Collected data entries
#####
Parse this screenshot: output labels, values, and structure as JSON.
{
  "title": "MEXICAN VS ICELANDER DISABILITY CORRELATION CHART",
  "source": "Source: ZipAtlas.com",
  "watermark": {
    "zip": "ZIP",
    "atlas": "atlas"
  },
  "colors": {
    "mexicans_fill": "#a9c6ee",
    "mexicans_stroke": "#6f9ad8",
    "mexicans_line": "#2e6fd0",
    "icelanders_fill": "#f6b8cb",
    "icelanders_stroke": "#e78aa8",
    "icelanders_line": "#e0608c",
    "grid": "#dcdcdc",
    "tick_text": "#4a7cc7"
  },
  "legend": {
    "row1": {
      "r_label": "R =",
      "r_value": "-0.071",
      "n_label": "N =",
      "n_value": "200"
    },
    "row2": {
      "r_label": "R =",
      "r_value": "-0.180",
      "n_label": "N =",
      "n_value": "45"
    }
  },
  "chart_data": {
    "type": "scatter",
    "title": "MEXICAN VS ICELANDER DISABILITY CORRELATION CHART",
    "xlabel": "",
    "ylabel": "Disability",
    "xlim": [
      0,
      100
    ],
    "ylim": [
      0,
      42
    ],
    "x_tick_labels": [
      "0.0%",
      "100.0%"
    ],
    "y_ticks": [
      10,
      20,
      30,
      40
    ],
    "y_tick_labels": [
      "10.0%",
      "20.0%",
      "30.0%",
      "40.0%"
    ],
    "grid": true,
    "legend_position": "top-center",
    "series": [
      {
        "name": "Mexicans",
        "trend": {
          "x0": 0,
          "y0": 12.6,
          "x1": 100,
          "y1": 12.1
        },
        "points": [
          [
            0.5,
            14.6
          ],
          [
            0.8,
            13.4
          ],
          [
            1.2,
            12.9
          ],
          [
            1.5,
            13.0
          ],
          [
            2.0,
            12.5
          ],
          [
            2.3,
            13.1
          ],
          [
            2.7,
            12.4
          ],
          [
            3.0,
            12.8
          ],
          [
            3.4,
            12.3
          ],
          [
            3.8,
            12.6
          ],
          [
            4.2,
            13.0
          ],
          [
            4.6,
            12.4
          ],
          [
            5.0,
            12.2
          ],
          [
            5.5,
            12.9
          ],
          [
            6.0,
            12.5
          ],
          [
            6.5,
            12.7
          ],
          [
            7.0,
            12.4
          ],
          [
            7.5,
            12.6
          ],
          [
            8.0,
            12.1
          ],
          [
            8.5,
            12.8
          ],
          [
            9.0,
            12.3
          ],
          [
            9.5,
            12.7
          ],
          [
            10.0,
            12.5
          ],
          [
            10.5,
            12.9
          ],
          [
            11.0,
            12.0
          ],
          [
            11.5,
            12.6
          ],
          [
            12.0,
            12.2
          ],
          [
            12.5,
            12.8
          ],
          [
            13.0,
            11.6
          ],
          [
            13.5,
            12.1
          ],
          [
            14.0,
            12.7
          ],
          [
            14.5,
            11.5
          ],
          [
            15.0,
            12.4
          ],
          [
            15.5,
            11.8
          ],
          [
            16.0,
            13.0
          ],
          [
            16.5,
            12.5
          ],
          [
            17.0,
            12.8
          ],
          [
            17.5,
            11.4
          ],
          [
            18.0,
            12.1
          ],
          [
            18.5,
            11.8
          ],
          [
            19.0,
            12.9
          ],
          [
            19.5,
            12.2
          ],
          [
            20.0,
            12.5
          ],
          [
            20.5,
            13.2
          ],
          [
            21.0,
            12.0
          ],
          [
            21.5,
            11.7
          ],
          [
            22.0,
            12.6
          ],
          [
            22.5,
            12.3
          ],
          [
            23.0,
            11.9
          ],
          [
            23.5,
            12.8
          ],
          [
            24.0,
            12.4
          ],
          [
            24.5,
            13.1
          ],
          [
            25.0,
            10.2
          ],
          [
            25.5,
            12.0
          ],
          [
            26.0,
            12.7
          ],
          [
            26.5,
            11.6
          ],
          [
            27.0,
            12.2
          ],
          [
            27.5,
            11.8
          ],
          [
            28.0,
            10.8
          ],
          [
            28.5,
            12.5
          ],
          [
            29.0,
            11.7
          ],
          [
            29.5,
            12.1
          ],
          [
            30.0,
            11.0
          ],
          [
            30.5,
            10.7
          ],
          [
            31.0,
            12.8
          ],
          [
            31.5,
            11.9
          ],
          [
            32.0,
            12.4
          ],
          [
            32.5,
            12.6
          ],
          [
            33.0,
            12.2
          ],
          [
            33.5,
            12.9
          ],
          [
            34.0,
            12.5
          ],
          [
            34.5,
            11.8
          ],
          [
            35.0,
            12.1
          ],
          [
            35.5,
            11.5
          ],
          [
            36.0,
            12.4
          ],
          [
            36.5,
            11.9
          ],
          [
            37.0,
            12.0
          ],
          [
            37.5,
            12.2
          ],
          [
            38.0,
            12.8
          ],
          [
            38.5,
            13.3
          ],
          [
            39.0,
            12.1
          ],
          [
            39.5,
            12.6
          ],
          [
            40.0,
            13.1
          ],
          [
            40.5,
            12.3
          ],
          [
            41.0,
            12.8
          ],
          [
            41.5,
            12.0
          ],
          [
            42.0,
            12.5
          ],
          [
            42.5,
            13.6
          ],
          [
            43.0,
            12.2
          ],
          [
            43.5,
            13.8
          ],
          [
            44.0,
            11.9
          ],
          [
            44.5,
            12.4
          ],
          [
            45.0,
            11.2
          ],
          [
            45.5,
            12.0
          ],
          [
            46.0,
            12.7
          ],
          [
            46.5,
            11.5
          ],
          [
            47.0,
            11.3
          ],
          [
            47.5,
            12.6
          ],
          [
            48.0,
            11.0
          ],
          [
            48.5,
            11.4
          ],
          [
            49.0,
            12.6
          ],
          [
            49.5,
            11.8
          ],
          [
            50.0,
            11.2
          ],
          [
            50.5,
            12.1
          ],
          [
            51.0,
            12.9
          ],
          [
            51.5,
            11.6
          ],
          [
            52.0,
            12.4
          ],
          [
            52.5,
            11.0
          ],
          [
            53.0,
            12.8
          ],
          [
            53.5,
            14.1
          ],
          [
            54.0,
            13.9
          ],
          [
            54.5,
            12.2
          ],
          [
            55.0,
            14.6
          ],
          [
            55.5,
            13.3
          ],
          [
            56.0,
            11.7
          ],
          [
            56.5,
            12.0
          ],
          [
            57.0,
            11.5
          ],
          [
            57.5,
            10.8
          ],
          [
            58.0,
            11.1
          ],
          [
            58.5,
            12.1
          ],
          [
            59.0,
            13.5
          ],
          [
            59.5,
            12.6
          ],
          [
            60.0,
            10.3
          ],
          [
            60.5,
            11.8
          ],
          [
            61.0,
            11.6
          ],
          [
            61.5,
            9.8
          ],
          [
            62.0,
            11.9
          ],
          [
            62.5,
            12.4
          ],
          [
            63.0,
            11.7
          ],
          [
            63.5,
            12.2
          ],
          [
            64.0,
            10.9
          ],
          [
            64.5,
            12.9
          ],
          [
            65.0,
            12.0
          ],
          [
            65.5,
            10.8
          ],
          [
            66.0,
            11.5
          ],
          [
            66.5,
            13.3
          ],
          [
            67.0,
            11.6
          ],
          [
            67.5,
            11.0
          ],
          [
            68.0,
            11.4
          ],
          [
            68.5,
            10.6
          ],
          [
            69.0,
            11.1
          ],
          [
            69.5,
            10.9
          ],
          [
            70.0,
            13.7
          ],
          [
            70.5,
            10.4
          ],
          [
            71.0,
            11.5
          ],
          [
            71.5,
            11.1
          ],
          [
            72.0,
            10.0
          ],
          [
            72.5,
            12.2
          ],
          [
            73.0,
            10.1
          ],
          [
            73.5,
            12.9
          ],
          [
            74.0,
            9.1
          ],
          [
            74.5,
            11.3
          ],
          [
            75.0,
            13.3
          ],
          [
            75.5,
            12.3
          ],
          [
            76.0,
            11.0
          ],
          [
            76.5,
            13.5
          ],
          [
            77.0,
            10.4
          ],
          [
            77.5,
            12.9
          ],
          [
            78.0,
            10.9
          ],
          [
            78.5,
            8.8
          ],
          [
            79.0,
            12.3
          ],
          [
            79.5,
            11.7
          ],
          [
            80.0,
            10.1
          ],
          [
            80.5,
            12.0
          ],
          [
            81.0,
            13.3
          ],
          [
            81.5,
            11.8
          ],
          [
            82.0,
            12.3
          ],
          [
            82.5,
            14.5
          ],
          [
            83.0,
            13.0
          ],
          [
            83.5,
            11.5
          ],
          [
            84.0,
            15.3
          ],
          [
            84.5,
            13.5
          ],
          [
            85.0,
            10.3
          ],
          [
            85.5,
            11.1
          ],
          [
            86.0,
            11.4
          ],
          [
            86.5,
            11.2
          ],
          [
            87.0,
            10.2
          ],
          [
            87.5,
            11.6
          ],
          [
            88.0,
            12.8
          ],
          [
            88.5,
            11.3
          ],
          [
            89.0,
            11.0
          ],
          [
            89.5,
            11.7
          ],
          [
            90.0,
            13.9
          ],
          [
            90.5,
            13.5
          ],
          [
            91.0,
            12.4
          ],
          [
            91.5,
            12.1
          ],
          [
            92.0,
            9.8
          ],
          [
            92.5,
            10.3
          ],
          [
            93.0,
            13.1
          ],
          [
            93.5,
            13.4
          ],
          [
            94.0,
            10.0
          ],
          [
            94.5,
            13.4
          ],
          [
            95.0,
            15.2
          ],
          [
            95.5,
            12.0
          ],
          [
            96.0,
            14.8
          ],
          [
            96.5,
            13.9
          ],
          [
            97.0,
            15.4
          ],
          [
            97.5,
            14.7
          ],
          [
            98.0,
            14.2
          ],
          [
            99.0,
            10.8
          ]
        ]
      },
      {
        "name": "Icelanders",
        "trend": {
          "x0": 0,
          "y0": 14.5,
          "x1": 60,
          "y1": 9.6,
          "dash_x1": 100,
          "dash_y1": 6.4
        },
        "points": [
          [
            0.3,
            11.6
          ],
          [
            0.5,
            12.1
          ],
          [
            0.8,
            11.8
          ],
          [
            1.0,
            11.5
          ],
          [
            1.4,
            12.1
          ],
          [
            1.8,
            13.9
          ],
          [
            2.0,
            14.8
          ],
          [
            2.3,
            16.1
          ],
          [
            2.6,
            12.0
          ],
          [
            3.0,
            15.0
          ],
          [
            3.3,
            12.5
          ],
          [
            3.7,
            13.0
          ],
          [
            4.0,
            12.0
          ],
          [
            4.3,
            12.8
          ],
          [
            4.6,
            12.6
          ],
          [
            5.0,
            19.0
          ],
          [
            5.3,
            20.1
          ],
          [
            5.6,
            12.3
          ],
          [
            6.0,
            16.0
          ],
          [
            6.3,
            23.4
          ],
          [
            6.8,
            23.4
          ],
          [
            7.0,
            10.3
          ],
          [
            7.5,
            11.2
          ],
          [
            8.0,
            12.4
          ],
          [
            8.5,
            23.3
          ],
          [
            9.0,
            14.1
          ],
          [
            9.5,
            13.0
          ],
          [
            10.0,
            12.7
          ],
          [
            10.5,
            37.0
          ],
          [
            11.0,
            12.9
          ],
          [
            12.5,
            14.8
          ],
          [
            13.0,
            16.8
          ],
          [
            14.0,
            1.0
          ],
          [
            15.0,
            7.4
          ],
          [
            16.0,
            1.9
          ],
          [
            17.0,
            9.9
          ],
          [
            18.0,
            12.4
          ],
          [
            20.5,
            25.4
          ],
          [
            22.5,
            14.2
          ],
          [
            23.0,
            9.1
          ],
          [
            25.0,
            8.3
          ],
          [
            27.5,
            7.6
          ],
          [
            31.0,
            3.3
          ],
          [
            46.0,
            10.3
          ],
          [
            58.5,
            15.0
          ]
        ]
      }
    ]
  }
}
#####
- What you are asked to do
Report how many lines of the records above contain the word "CORRELATION", giving only the number.

- Correct response
2